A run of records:
* * * *

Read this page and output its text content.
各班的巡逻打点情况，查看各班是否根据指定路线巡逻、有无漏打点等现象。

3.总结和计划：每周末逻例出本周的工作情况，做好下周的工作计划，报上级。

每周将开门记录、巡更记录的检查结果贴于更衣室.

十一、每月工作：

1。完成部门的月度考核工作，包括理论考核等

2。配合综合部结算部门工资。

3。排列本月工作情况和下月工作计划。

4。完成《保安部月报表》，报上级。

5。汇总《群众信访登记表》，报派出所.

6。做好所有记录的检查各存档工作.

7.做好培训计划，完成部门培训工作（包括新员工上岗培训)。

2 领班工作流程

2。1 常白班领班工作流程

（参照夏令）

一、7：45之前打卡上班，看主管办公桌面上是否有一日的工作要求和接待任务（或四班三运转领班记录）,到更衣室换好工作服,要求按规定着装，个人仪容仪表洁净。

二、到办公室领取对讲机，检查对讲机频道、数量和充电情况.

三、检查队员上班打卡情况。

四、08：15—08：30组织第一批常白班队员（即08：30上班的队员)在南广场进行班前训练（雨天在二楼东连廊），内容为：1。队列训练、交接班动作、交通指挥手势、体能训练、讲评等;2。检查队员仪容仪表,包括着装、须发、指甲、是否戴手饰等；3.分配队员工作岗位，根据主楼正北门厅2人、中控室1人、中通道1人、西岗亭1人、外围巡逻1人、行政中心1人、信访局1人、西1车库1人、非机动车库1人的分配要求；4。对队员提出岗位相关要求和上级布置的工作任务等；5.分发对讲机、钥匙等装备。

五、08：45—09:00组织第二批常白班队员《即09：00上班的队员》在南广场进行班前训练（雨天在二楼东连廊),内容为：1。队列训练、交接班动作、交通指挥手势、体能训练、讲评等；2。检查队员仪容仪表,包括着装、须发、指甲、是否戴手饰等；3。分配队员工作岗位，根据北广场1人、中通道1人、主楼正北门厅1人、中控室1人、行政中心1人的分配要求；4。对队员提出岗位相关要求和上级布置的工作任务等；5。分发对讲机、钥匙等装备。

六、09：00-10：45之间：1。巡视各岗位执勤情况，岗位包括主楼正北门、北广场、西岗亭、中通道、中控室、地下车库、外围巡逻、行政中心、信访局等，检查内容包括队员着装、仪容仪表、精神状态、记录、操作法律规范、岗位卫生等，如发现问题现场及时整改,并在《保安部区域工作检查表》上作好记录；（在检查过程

* * * *

Task prompt:
The records above should be restated word for word, please.

Answer to this problem:
Read this page and output its text content.
各班的巡逻打点情况，查看各班是否根据指定路线巡逻、有无漏打点等现象。

3.总结和计划：每周末逻例出本周的工作情况，做好下周的工作计划，报上级。

每周将开门记录、巡更记录的检查结果贴于更衣室.

十一、每月工作：

1。完成部门的月度考核工作，包括理论考核等

2。配合综合部结算部门工资。

3。排列本月工作情况和下月工作计划。

4。完成《保安部月报表》，报上级。

5。汇总《群众信访登记表》，报派出所.

6。做好所有记录的检查各存档工作.

7.做好培训计划，完成部门培训工作（包括新员工上岗培训)。

2 领班工作流程

2。1 常白班领班工作流程

（参照夏令）

一、7：45之前打卡上班，看主管办公桌面上是否有一日的工作要求和接待任务（或四班三运转领班记录）,到更衣室换好工作服,要求按规定着装，个人仪容仪表洁净。

二、到办公室领取对讲机，检查对讲机频道、数量和充电情况.

三、检查队员上班打卡情况。

四、08：15—08：30组织第一批常白班队员（即08：30上班的队员)在南广场进行班前训练（雨天在二楼东连廊），内容为：1。队列训练、交接班动作、交通指挥手势、体能训练、讲评等;2。检查队员仪容仪表,包括着装、须发、指甲、是否戴手饰等；3.分配队员工作岗位，根据主楼正北门厅2人、中控室1人、中通道1人、西岗亭1人、外围巡逻1人、行政中心1人、信访局1人、西1车库1人、非机动车库1人的分配要求；4。对队员提出岗位相关要求和上级布置的工作任务等；5.分发对讲机、钥匙等装备。

五、08：45—09:00组织第二批常白班队员《即09：00上班的队员》在南广场进行班前训练（雨天在二楼东连廊),内容为：1。队列训练、交接班动作、交通指挥手势、体能训练、讲评等；2。检查队员仪容仪表,包括着装、须发、指甲、是否戴手饰等；3。分配队员工作岗位，根据北广场1人、中通道1人、主楼正北门厅1人、中控室1人、行政中心1人的分配要求；4。对队员提出岗位相关要求和上级布置的工作任务等；5。分发对讲机、钥匙等装备。

六、09：00-10：45之间：1。巡视各岗位执勤情况，岗位包括主楼正北门、北广场、西岗亭、中通道、中控室、地下车库、外围巡逻、行政中心、信访局等，检查内容包括队员着装、仪容仪表、精神状态、记录、操作法律规范、岗位卫生等，如发现问题现场及时整改,并在《保安部区域工作检查表》上作好记录；（在检查过程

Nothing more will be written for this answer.